== Job ==
Reproduce every line of the entries below without changing anything, and omit the pictures from your answer.

══ Data rows

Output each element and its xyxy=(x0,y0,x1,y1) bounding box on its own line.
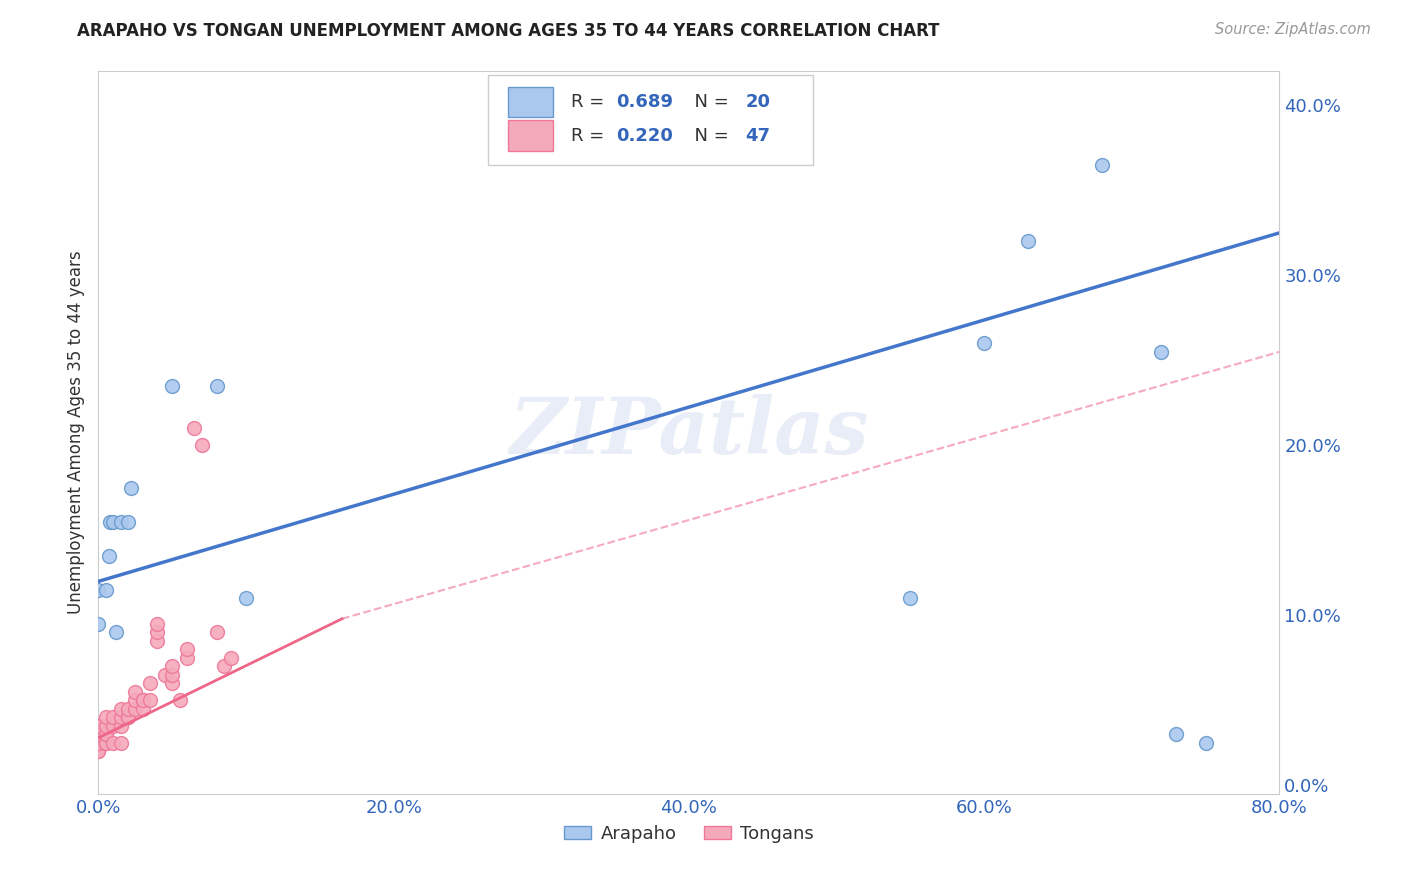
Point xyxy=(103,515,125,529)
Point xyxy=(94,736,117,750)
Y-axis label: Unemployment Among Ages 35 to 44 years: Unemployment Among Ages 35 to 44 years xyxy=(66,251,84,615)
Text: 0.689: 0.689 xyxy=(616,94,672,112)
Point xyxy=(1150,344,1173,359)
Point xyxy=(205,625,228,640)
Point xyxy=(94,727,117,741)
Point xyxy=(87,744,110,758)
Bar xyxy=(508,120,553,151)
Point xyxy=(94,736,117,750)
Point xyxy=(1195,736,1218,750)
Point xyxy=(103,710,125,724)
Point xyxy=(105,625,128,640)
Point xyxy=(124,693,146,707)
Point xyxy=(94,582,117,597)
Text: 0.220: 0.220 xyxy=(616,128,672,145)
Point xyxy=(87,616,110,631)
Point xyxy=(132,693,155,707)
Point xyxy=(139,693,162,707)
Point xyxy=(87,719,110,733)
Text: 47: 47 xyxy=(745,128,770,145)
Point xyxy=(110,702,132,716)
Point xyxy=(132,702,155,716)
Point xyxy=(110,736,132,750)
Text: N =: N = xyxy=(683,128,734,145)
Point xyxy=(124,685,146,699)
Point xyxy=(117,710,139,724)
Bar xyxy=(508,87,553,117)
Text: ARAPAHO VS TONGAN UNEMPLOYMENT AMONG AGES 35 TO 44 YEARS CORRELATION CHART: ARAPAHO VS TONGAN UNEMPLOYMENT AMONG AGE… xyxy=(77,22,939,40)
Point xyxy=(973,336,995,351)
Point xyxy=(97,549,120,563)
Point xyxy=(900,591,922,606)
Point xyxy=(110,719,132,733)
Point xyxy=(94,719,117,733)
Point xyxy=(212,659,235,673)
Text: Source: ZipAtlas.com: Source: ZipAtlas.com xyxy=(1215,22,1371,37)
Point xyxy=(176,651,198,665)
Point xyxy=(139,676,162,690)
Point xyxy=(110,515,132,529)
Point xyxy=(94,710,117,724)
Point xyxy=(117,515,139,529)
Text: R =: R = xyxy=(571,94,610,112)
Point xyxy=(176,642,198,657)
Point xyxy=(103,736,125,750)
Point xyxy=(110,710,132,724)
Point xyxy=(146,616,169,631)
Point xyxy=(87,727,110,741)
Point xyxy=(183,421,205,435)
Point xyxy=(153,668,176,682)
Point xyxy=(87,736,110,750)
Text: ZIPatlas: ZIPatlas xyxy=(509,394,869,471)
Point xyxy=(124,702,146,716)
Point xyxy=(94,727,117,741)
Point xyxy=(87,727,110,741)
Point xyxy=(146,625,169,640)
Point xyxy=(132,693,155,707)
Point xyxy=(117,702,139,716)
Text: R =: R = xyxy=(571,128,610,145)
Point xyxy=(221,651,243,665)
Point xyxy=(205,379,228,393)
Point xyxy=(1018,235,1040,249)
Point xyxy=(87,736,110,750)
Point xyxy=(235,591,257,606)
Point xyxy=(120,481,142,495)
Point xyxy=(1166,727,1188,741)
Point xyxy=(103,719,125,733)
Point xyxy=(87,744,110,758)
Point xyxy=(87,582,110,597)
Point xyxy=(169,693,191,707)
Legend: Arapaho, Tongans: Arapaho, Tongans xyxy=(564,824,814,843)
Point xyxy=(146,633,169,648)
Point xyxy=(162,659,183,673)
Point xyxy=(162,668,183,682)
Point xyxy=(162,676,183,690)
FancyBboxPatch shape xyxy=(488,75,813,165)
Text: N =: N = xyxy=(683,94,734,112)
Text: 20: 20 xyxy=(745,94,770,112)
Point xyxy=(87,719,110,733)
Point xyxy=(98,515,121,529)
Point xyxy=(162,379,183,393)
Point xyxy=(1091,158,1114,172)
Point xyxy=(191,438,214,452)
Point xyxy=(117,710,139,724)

════

== Answer ==
Output each element and its xyxy=(x0,y0,x1,y1) bounding box on its own line.
Point xyxy=(103,515,125,529)
Point xyxy=(94,736,117,750)
Y-axis label: Unemployment Among Ages 35 to 44 years: Unemployment Among Ages 35 to 44 years xyxy=(66,251,84,615)
Text: 0.689: 0.689 xyxy=(616,94,672,112)
Point xyxy=(1150,344,1173,359)
Point xyxy=(205,625,228,640)
Point xyxy=(94,727,117,741)
Point xyxy=(87,744,110,758)
Bar xyxy=(508,120,553,151)
Point xyxy=(94,736,117,750)
Point xyxy=(1195,736,1218,750)
Point xyxy=(103,710,125,724)
Point xyxy=(105,625,128,640)
Point xyxy=(124,693,146,707)
Point xyxy=(94,582,117,597)
Text: 0.220: 0.220 xyxy=(616,128,672,145)
Point xyxy=(87,616,110,631)
Point xyxy=(132,693,155,707)
Point xyxy=(139,693,162,707)
Point xyxy=(87,719,110,733)
Text: 47: 47 xyxy=(745,128,770,145)
Point xyxy=(110,702,132,716)
Point xyxy=(132,702,155,716)
Point xyxy=(110,736,132,750)
Text: N =: N = xyxy=(683,128,734,145)
Point xyxy=(124,685,146,699)
Point xyxy=(117,710,139,724)
Bar xyxy=(508,87,553,117)
Text: ARAPAHO VS TONGAN UNEMPLOYMENT AMONG AGES 35 TO 44 YEARS CORRELATION CHART: ARAPAHO VS TONGAN UNEMPLOYMENT AMONG AGE… xyxy=(77,22,939,40)
Point xyxy=(973,336,995,351)
Point xyxy=(97,549,120,563)
Point xyxy=(900,591,922,606)
Point xyxy=(110,719,132,733)
Point xyxy=(94,719,117,733)
Point xyxy=(212,659,235,673)
Text: Source: ZipAtlas.com: Source: ZipAtlas.com xyxy=(1215,22,1371,37)
Point xyxy=(176,651,198,665)
Point xyxy=(139,676,162,690)
Point xyxy=(110,515,132,529)
Point xyxy=(94,710,117,724)
Point xyxy=(117,515,139,529)
Text: R =: R = xyxy=(571,94,610,112)
Point xyxy=(176,642,198,657)
Point xyxy=(103,736,125,750)
Point xyxy=(110,710,132,724)
Point xyxy=(146,616,169,631)
Point xyxy=(87,727,110,741)
Point xyxy=(183,421,205,435)
Point xyxy=(153,668,176,682)
Point xyxy=(87,736,110,750)
Text: ZIPatlas: ZIPatlas xyxy=(509,394,869,471)
Point xyxy=(124,702,146,716)
Point xyxy=(94,727,117,741)
Point xyxy=(87,727,110,741)
Point xyxy=(146,625,169,640)
Point xyxy=(132,693,155,707)
Point xyxy=(117,702,139,716)
Text: R =: R = xyxy=(571,128,610,145)
Point xyxy=(221,651,243,665)
Point xyxy=(205,379,228,393)
Point xyxy=(1018,235,1040,249)
Point xyxy=(87,736,110,750)
Point xyxy=(235,591,257,606)
Point xyxy=(120,481,142,495)
Point xyxy=(1166,727,1188,741)
Point xyxy=(103,719,125,733)
Point xyxy=(87,744,110,758)
Point xyxy=(87,582,110,597)
Point xyxy=(169,693,191,707)
Legend: Arapaho, Tongans: Arapaho, Tongans xyxy=(564,824,814,843)
Point xyxy=(146,633,169,648)
Point xyxy=(162,659,183,673)
Point xyxy=(162,668,183,682)
Point xyxy=(162,676,183,690)
FancyBboxPatch shape xyxy=(488,75,813,165)
Text: N =: N = xyxy=(683,94,734,112)
Text: 20: 20 xyxy=(745,94,770,112)
Point xyxy=(87,719,110,733)
Point xyxy=(98,515,121,529)
Point xyxy=(162,379,183,393)
Point xyxy=(1091,158,1114,172)
Point xyxy=(191,438,214,452)
Point xyxy=(117,710,139,724)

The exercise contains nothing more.